**** SOURCE RECORDS ****
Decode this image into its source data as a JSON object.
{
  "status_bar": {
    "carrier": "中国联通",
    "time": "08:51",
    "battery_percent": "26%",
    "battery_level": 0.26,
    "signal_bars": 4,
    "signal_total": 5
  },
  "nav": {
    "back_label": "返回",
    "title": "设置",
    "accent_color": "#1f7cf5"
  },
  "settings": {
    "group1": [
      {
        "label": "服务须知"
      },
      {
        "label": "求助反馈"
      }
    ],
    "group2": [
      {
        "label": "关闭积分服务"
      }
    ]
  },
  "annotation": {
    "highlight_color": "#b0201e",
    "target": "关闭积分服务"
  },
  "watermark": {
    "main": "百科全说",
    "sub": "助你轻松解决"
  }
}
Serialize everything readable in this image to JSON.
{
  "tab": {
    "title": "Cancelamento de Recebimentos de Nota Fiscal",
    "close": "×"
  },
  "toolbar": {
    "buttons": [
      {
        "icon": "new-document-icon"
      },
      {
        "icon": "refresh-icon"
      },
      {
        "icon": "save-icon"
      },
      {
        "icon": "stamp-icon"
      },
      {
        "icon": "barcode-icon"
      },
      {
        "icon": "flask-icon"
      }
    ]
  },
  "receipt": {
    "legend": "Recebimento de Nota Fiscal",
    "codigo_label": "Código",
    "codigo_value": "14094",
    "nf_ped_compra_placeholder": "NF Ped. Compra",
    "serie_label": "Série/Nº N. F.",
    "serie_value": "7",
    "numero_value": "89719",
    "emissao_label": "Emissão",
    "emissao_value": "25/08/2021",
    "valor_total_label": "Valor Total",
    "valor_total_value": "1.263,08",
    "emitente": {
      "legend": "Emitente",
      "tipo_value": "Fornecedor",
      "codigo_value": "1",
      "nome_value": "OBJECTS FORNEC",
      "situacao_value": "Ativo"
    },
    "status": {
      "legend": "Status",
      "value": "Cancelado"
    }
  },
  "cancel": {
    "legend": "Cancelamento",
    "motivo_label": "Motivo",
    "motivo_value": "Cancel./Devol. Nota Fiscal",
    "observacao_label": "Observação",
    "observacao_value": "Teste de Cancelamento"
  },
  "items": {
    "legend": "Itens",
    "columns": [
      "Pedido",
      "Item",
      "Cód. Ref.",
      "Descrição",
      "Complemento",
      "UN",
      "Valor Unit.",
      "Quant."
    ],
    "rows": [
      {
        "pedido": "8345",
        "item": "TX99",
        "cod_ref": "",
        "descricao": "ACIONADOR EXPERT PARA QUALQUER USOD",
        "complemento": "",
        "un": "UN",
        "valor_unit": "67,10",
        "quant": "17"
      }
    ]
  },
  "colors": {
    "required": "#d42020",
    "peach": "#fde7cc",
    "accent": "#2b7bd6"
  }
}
****
Extract the complete listing verbatim.

Decode this image into its source data as a JSON object.
{
  "status_bar": {
    "carrier": "中国联通",
    "time": "08:51",
    "battery_percent": "26%",
    "battery_level": 0.26,
    "signal_bars": 4,
    "signal_total": 5
  },
  "nav": {
    "back_label": "返回",
    "title": "设置",
    "accent_color": "#1f7cf5"
  },
  "settings": {
    "group1": [
      {
        "label": "服务须知"
      },
      {
        "label": "求助反馈"
      }
    ],
    "group2": [
      {
        "label": "关闭积分服务"
      }
    ]
  },
  "annotation": {
    "highlight_color": "#b0201e",
    "target": "关闭积分服务"
  },
  "watermark": {
    "main": "百科全说",
    "sub": "助你轻松解决"
  }
}
Serialize everything readable in this image to JSON.
{
  "tab": {
    "title": "Cancelamento de Recebimentos de Nota Fiscal",
    "close": "×"
  },
  "toolbar": {
    "buttons": [
      {
        "icon": "new-document-icon"
      },
      {
        "icon": "refresh-icon"
      },
      {
        "icon": "save-icon"
      },
      {
        "icon": "stamp-icon"
      },
      {
        "icon": "barcode-icon"
      },
      {
        "icon": "flask-icon"
      }
    ]
  },
  "receipt": {
    "legend": "Recebimento de Nota Fiscal",
    "codigo_label": "Código",
    "codigo_value": "14094",
    "nf_ped_compra_placeholder": "NF Ped. Compra",
    "serie_label": "Série/Nº N. F.",
    "serie_value": "7",
    "numero_value": "89719",
    "emissao_label": "Emissão",
    "emissao_value": "25/08/2021",
    "valor_total_label": "Valor Total",
    "valor_total_value": "1.263,08",
    "emitente": {
      "legend": "Emitente",
      "tipo_value": "Fornecedor",
      "codigo_value": "1",
      "nome_value": "OBJECTS FORNEC",
      "situacao_value": "Ativo"
    },
    "status": {
      "legend": "Status",
      "value": "Cancelado"
    }
  },
  "cancel": {
    "legend": "Cancelamento",
    "motivo_label": "Motivo",
    "motivo_value": "Cancel./Devol. Nota Fiscal",
    "observacao_label": "Observação",
    "observacao_value": "Teste de Cancelamento"
  },
  "items": {
    "legend": "Itens",
    "columns": [
      "Pedido",
      "Item",
      "Cód. Ref.",
      "Descrição",
      "Complemento",
      "UN",
      "Valor Unit.",
      "Quant."
    ],
    "rows": [
      {
        "pedido": "8345",
        "item": "TX99",
        "cod_ref": "",
        "descricao": "ACIONADOR EXPERT PARA QUALQUER USOD",
        "complemento": "",
        "un": "UN",
        "valor_unit": "67,10",
        "quant": "17"
      }
    ]
  },
  "colors": {
    "required": "#d42020",
    "peach": "#fde7cc",
    "accent": "#2b7bd6"
  }
}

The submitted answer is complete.